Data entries
◆ ◆ ◆ ◆ ◆
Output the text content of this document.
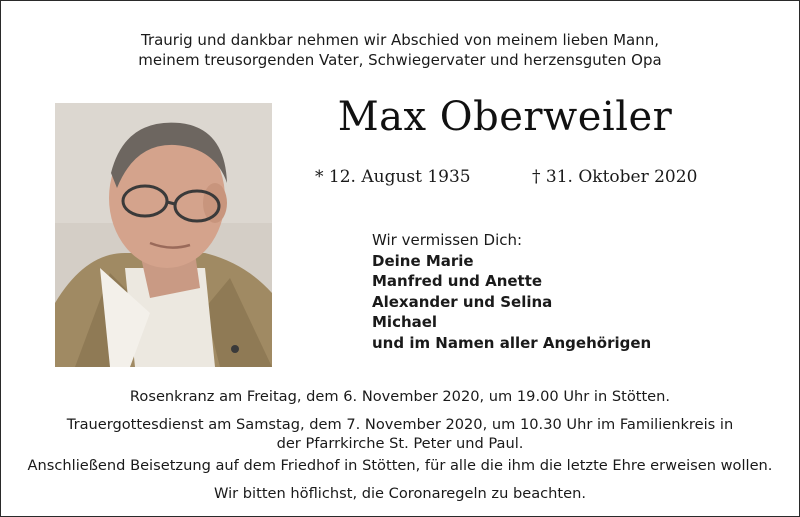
Traurig und dankbar nehmen wir Abschied von meinem lieben Mann,
meinem treusorgenden Vater, Schwiegervater und herzensguten Opa
Max Oberweiler
* 12. August 1935	† 31. Oktober 2020
Wir vermissen Dich:
Deine Marie
Manfred und Anette
Alexander und Selina
Michael
und im Namen aller Angehörigen
Rosenkranz am Freitag, dem 6. November 2020, um 19.00 Uhr in Stötten.
Trauergottesdienst am Samstag, dem 7. November 2020, um 10.30 Uhr im Familienkreis in
der Pfarrkirche St. Peter und Paul.
Anschließend Beisetzung auf dem Friedhof in Stötten, für alle die ihm die letzte Ehre erweisen wollen.
Wir bitten höflichst, die Coronaregeln zu beachten.
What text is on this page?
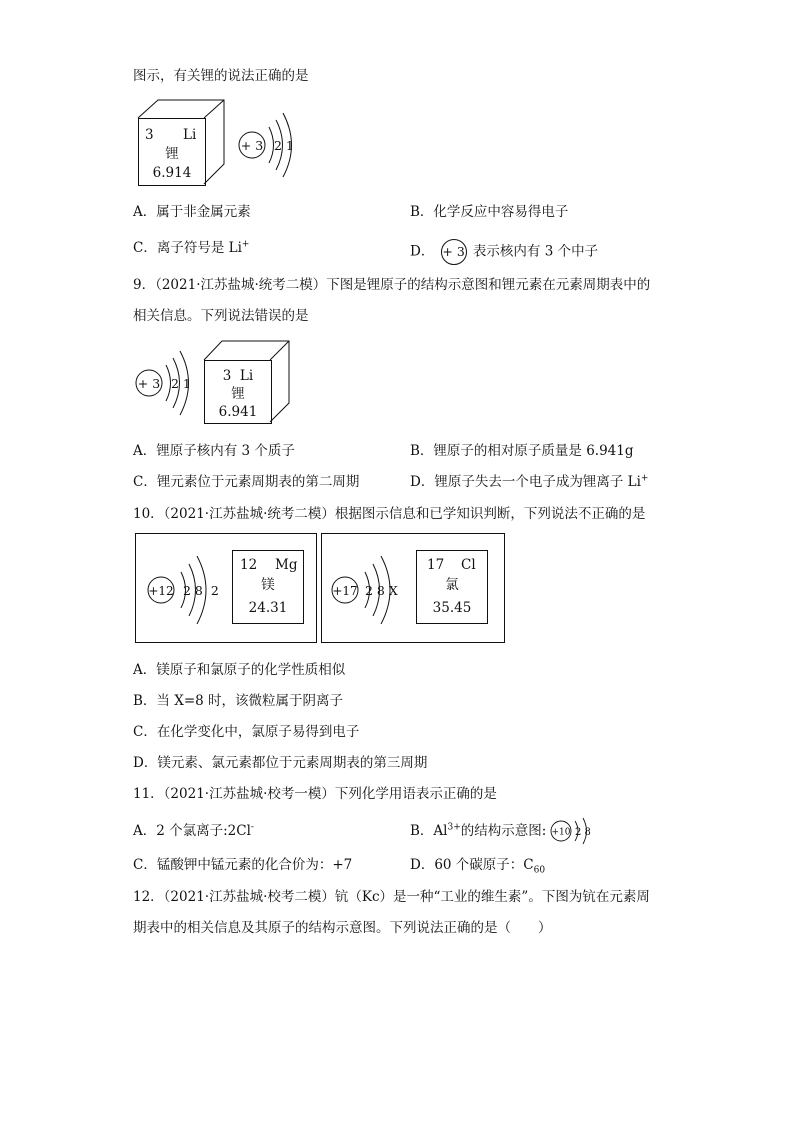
图示，有关锂的说法正确的是
3 Li
锂
6.914
+ 3 2 1
A．属于非金属元素	B．化学反应中容易得电子
C．离子符号是 Li+	D． + 3 表示核内有 3 个中子
9．（2021·江苏盐城·统考二模）下图是锂原子的结构示意图和锂元素在元素周期表中的
相关信息。下列说法错误的是
+ 3 2 1	3  Li
锂
6.941
A．锂原子核内有 3 个质子	B．锂原子的相对原子质量是 6.941g
C．锂元素位于元素周期表的第二周期	D．锂原子失去一个电子成为锂离子 Li+
10．（2021·江苏盐城·统考二模）根据图示信息和已学知识判断，下列说法不正确的是
+12 2 8  2
12 Mg
镁
24.31
+17 2 8 X
17 Cl
氯
35.45
A．镁原子和氯原子的化学性质相似
B．当 X=8 时，该微粒属于阴离子
C．在化学变化中，氯原子易得到电子
D．镁元素、氯元素都位于元素周期表的第三周期
11．（2021·江苏盐城·校考一模）下列化学用语表示正确的是
A．2 个氯离子:2Cl-	B．$Al^{3+}$的结构示意图: +10 2 8
C．锰酸钾中锰元素的化合价为：+7	D．60 个碳原子：$C_{60}$
12．（2021·江苏盐城·校考二模）钪（Kc）是一种“工业的维生素”。下图为钪在元素周
期表中的相关信息及其原子的结构示意图。下列说法正确的是（　　）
◆ ◆ ◆ ◆ ◆
Every line of the material is to be quoted exactly, with no pictures carried over.

Output the text content of this document.
Traurig und dankbar nehmen wir Abschied von meinem lieben Mann,
meinem treusorgenden Vater, Schwiegervater und herzensguten Opa
Max Oberweiler
* 12. August 1935	† 31. Oktober 2020
Wir vermissen Dich:
Deine Marie
Manfred und Anette
Alexander und Selina
Michael
und im Namen aller Angehörigen
Rosenkranz am Freitag, dem 6. November 2020, um 19.00 Uhr in Stötten.
Trauergottesdienst am Samstag, dem 7. November 2020, um 10.30 Uhr im Familienkreis in
der Pfarrkirche St. Peter und Paul.
Anschließend Beisetzung auf dem Friedhof in Stötten, für alle die ihm die letzte Ehre erweisen wollen.
Wir bitten höflichst, die Coronaregeln zu beachten.
What text is on this page?
图示，有关锂的说法正确的是
3 Li
锂
6.914
+ 3 2 1
A．属于非金属元素	B．化学反应中容易得电子
C．离子符号是 Li+	D． + 3 表示核内有 3 个中子
9．（2021·江苏盐城·统考二模）下图是锂原子的结构示意图和锂元素在元素周期表中的
相关信息。下列说法错误的是
+ 3 2 1	3  Li
锂
6.941
A．锂原子核内有 3 个质子	B．锂原子的相对原子质量是 6.941g
C．锂元素位于元素周期表的第二周期	D．锂原子失去一个电子成为锂离子 Li+
10．（2021·江苏盐城·统考二模）根据图示信息和已学知识判断，下列说法不正确的是
+12 2 8  2
12 Mg
镁
24.31
+17 2 8 X
17 Cl
氯
35.45
A．镁原子和氯原子的化学性质相似
B．当 X=8 时，该微粒属于阴离子
C．在化学变化中，氯原子易得到电子
D．镁元素、氯元素都位于元素周期表的第三周期
11．（2021·江苏盐城·校考一模）下列化学用语表示正确的是
A．2 个氯离子:2Cl-	B．$Al^{3+}$的结构示意图: +10 2 8
C．锰酸钾中锰元素的化合价为：+7	D．60 个碳原子：$C_{60}$
12．（2021·江苏盐城·校考二模）钪（Kc）是一种“工业的维生素”。下图为钪在元素周
期表中的相关信息及其原子的结构示意图。下列说法正确的是（　　）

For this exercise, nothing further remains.